-- begin --

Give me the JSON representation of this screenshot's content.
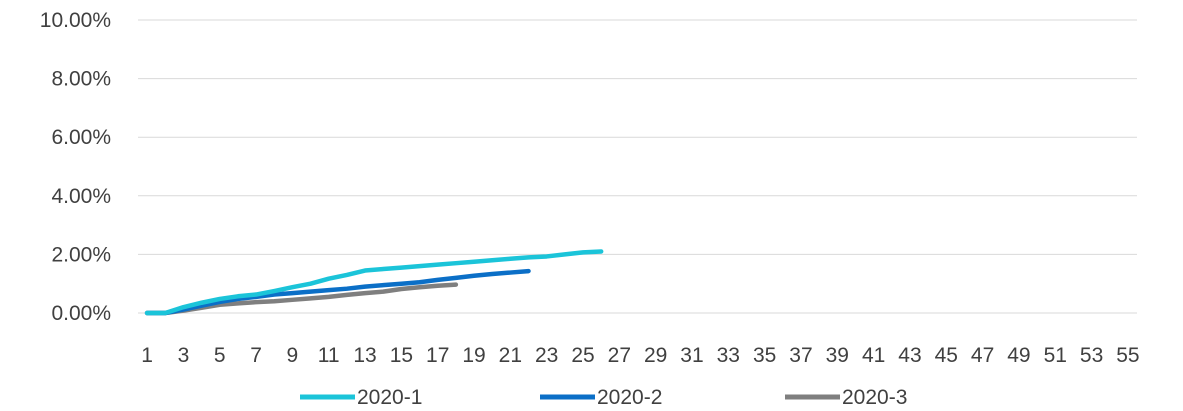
{
  "chart_data": {
    "type": "line",
    "title": "",
    "xlabel": "",
    "ylabel": "",
    "x": [
      1,
      2,
      3,
      4,
      5,
      6,
      7,
      8,
      9,
      10,
      11,
      12,
      13,
      14,
      15,
      16,
      17,
      18,
      19,
      20,
      21,
      22,
      23,
      24,
      25,
      26,
      27,
      28,
      29,
      30,
      31,
      32,
      33,
      34,
      35,
      36,
      37,
      38,
      39,
      40,
      41,
      42,
      43,
      44,
      45,
      46,
      47,
      48,
      49,
      50,
      51,
      52,
      53,
      54,
      55
    ],
    "x_tick_labels": [
      "1",
      "3",
      "5",
      "7",
      "9",
      "11",
      "13",
      "15",
      "17",
      "19",
      "21",
      "23",
      "25",
      "27",
      "29",
      "31",
      "33",
      "35",
      "37",
      "39",
      "41",
      "43",
      "45",
      "47",
      "49",
      "51",
      "53",
      "55"
    ],
    "ylim": [
      0,
      0.1
    ],
    "y_ticks": [
      0,
      0.02,
      0.04,
      0.06,
      0.08,
      0.1
    ],
    "y_tick_labels": [
      "0.00%",
      "2.00%",
      "4.00%",
      "6.00%",
      "8.00%",
      "10.00%"
    ],
    "grid": true,
    "legend_position": "bottom",
    "series": [
      {
        "name": "2020-1",
        "color": "#1bc4d9",
        "x": [
          1,
          2,
          3,
          4,
          5,
          6,
          7,
          8,
          9,
          10,
          11,
          12,
          13,
          14,
          15,
          16,
          17,
          18,
          19,
          20,
          21,
          22,
          23,
          24,
          25,
          26
        ],
        "values": [
          0.0,
          0.0,
          0.002,
          0.0035,
          0.0048,
          0.0057,
          0.0063,
          0.0075,
          0.0088,
          0.01,
          0.0117,
          0.013,
          0.0145,
          0.015,
          0.0155,
          0.016,
          0.0165,
          0.017,
          0.0175,
          0.018,
          0.0185,
          0.019,
          0.0193,
          0.02,
          0.0207,
          0.021
        ]
      },
      {
        "name": "2020-2",
        "color": "#0b6fc7",
        "x": [
          1,
          2,
          3,
          4,
          5,
          6,
          7,
          8,
          9,
          10,
          11,
          12,
          13,
          14,
          15,
          16,
          17,
          18,
          19,
          20,
          21,
          22
        ],
        "values": [
          0.0,
          0.0,
          0.0012,
          0.0025,
          0.0038,
          0.0048,
          0.0055,
          0.0063,
          0.0068,
          0.0073,
          0.0078,
          0.0083,
          0.009,
          0.0095,
          0.01,
          0.0105,
          0.0113,
          0.012,
          0.0127,
          0.0133,
          0.0138,
          0.0143
        ]
      },
      {
        "name": "2020-3",
        "color": "#7f7f7f",
        "x": [
          1,
          2,
          3,
          4,
          5,
          6,
          7,
          8,
          9,
          10,
          11,
          12,
          13,
          14,
          15,
          16,
          17,
          18
        ],
        "values": [
          0.0,
          0.0,
          0.0008,
          0.0018,
          0.0028,
          0.0033,
          0.0037,
          0.004,
          0.0045,
          0.005,
          0.0055,
          0.0062,
          0.0068,
          0.0073,
          0.0082,
          0.0088,
          0.0093,
          0.0097
        ]
      }
    ]
  }
}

-- end --

* Given instruction
In the listing, find all lines with the string "color" and copy them.

* The response
        "color": "#1bc4d9",
        "color": "#0b6fc7",
        "color": "#7f7f7f",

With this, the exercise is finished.